--- DESCRIPTION OF THE TASK ---
Your task is to give the data again, exactly, with every line intact.

--- GIVEN DATA ---

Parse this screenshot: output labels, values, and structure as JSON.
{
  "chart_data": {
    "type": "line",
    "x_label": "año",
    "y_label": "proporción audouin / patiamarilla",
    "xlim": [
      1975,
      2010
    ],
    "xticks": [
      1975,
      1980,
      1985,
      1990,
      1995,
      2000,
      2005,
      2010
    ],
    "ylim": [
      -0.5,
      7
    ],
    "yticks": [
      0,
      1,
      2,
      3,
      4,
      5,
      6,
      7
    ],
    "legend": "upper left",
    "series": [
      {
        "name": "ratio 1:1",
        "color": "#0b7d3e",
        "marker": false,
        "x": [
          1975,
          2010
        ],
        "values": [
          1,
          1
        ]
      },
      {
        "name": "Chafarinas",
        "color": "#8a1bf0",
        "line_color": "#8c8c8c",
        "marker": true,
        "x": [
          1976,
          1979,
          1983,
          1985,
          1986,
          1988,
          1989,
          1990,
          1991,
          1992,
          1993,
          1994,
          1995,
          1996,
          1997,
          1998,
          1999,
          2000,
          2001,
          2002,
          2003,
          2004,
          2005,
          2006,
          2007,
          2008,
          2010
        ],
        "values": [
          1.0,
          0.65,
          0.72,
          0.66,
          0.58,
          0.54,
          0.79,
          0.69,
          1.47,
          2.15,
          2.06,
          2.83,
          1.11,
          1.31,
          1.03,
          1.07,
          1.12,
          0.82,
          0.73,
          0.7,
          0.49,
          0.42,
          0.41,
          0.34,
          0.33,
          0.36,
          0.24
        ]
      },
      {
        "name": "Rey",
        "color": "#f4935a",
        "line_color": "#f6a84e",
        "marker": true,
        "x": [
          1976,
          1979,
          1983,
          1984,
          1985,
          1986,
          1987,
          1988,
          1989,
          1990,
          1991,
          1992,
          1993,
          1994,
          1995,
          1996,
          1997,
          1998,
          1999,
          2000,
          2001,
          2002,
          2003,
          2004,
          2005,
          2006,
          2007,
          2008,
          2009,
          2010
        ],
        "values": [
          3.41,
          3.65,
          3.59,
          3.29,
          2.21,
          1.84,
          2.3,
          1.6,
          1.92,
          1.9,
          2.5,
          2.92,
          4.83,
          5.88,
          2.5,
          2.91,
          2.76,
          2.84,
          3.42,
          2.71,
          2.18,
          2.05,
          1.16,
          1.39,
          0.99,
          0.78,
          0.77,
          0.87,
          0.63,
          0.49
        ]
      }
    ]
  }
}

--- CORRECT RESPONSE ---
Parse this screenshot: output labels, values, and structure as JSON.
{
  "chart_data": {
    "type": "line",
    "x_label": "año",
    "y_label": "proporción audouin / patiamarilla",
    "xlim": [
      1975,
      2010
    ],
    "xticks": [
      1975,
      1980,
      1985,
      1990,
      1995,
      2000,
      2005,
      2010
    ],
    "ylim": [
      -0.5,
      7
    ],
    "yticks": [
      0,
      1,
      2,
      3,
      4,
      5,
      6,
      7
    ],
    "legend": "upper left",
    "series": [
      {
        "name": "ratio 1:1",
        "color": "#0b7d3e",
        "marker": false,
        "x": [
          1975,
          2010
        ],
        "values": [
          1,
          1
        ]
      },
      {
        "name": "Chafarinas",
        "color": "#8a1bf0",
        "line_color": "#8c8c8c",
        "marker": true,
        "x": [
          1976,
          1979,
          1983,
          1985,
          1986,
          1988,
          1989,
          1990,
          1991,
          1992,
          1993,
          1994,
          1995,
          1996,
          1997,
          1998,
          1999,
          2000,
          2001,
          2002,
          2003,
          2004,
          2005,
          2006,
          2007,
          2008,
          2010
        ],
        "values": [
          1.0,
          0.65,
          0.72,
          0.66,
          0.58,
          0.54,
          0.79,
          0.69,
          1.47,
          2.15,
          2.06,
          2.83,
          1.11,
          1.31,
          1.03,
          1.07,
          1.12,
          0.82,
          0.73,
          0.7,
          0.49,
          0.42,
          0.41,
          0.34,
          0.33,
          0.36,
          0.24
        ]
      },
      {
        "name": "Rey",
        "color": "#f4935a",
        "line_color": "#f6a84e",
        "marker": true,
        "x": [
          1976,
          1979,
          1983,
          1984,
          1985,
          1986,
          1987,
          1988,
          1989,
          1990,
          1991,
          1992,
          1993,
          1994,
          1995,
          1996,
          1997,
          1998,
          1999,
          2000,
          2001,
          2002,
          2003,
          2004,
          2005,
          2006,
          2007,
          2008,
          2009,
          2010
        ],
        "values": [
          3.41,
          3.65,
          3.59,
          3.29,
          2.21,
          1.84,
          2.3,
          1.6,
          1.92,
          1.9,
          2.5,
          2.92,
          4.83,
          5.88,
          2.5,
          2.91,
          2.76,
          2.84,
          3.42,
          2.71,
          2.18,
          2.05,
          1.16,
          1.39,
          0.99,
          0.78,
          0.77,
          0.87,
          0.63,
          0.49
        ]
      }
    ]
  }
}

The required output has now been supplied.